# Your instructions
Report back every line of the entries that contains "wenn", exactly as written.

---+---

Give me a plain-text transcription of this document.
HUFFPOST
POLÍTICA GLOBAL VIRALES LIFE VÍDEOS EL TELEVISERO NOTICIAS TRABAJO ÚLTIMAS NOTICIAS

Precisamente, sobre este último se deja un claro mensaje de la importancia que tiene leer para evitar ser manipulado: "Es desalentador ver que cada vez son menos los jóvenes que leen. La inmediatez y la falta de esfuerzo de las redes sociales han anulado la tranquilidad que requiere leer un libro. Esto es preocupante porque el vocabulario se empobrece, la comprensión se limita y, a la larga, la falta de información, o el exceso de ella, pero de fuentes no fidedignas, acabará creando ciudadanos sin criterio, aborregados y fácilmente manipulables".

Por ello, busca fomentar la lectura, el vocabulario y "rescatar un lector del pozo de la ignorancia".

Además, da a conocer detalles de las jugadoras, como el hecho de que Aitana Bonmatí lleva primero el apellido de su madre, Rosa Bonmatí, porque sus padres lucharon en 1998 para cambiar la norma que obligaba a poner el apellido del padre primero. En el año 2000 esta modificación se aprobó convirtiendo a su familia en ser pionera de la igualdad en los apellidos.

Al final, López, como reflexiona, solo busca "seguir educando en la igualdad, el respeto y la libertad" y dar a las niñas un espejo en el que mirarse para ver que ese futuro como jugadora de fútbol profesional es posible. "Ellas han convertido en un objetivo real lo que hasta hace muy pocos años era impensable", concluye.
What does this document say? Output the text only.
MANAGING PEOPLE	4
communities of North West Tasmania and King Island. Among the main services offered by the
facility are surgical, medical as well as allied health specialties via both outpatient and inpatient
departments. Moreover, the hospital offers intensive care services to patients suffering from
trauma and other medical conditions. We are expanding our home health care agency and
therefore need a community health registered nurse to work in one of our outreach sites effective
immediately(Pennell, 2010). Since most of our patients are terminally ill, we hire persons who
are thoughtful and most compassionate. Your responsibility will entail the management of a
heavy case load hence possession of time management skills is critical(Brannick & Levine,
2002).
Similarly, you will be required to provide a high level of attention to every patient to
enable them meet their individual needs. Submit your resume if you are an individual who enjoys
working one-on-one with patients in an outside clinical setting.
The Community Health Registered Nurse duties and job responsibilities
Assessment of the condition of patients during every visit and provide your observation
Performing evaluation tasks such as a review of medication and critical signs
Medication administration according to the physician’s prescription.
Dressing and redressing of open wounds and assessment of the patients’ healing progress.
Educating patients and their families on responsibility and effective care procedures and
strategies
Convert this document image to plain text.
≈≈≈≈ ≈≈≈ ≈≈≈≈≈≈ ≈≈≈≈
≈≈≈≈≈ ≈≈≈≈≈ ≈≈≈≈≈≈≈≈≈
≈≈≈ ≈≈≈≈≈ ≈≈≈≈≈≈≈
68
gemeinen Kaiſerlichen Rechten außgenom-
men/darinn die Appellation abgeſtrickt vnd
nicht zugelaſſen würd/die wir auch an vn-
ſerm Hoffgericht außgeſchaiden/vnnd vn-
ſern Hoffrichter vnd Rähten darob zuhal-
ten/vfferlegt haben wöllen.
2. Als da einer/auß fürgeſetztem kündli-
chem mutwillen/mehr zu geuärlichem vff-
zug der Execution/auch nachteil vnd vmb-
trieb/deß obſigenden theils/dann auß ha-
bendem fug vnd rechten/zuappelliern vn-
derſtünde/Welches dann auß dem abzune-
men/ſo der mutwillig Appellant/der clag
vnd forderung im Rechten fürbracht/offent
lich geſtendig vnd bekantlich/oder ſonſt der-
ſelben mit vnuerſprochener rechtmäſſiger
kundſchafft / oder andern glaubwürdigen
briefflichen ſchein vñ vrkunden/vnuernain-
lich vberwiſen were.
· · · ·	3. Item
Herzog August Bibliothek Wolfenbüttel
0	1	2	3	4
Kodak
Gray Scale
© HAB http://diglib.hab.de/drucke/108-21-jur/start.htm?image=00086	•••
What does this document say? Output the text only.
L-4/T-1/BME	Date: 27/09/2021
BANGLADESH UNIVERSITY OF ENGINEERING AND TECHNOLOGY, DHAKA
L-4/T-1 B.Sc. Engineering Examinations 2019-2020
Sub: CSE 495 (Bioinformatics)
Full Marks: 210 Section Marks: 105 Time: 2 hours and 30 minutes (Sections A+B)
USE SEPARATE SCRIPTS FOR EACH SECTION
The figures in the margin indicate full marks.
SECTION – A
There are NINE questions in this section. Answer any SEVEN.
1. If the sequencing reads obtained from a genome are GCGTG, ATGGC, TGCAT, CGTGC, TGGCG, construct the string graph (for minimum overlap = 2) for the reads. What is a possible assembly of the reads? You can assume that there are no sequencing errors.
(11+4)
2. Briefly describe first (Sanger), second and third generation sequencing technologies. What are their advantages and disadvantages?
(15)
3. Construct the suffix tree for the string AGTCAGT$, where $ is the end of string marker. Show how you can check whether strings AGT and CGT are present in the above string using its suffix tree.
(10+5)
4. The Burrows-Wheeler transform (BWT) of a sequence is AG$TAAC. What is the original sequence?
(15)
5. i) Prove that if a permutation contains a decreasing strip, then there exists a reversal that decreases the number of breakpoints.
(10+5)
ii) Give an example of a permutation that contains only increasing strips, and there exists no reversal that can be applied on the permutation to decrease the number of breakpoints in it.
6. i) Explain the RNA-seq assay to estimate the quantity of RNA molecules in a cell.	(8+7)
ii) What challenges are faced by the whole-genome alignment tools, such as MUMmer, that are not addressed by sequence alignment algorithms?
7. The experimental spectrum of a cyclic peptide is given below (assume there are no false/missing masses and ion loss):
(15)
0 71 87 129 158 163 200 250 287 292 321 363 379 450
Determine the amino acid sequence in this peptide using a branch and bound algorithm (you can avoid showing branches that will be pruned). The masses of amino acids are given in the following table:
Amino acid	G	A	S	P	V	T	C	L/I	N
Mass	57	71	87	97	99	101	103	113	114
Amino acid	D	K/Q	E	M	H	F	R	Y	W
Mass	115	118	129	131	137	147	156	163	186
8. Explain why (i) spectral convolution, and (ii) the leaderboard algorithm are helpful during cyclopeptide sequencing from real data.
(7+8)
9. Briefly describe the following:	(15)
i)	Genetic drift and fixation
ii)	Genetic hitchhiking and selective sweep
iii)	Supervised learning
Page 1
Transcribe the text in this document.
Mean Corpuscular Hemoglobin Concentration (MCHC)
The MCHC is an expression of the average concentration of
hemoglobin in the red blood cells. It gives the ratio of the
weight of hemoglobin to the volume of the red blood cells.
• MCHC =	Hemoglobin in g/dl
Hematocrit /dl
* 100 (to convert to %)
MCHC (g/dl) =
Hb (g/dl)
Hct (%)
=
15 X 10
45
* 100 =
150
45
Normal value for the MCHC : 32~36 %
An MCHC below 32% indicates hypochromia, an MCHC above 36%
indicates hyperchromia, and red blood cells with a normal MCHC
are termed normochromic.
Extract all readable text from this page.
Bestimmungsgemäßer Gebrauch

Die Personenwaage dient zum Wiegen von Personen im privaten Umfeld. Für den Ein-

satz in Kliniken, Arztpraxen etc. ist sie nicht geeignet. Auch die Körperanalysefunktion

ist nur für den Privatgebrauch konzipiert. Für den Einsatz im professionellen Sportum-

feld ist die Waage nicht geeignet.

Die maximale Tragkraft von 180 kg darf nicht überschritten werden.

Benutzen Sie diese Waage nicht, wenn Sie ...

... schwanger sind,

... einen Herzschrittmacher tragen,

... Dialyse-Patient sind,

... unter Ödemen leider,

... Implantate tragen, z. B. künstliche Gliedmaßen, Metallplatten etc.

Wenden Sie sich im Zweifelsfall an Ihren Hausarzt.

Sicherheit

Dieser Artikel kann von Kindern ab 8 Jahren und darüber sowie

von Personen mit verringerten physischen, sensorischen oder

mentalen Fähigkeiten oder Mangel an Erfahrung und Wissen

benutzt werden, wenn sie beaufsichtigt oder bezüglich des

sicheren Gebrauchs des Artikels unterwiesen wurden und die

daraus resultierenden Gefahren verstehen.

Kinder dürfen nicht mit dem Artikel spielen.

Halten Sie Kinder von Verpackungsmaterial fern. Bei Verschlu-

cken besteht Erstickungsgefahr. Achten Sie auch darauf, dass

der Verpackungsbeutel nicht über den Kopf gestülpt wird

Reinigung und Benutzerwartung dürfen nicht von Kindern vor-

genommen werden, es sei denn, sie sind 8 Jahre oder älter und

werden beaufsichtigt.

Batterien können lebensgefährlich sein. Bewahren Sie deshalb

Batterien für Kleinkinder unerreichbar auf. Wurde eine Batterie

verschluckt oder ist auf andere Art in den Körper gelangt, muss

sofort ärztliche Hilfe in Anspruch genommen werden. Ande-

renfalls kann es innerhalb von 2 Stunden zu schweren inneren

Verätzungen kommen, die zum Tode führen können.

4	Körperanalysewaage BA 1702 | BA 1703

---+---

# Exercise solution
Benutzen Sie diese Waage nicht, wenn Sie ...
benutzt werden, wenn sie beaufsichtigt oder bezüglich des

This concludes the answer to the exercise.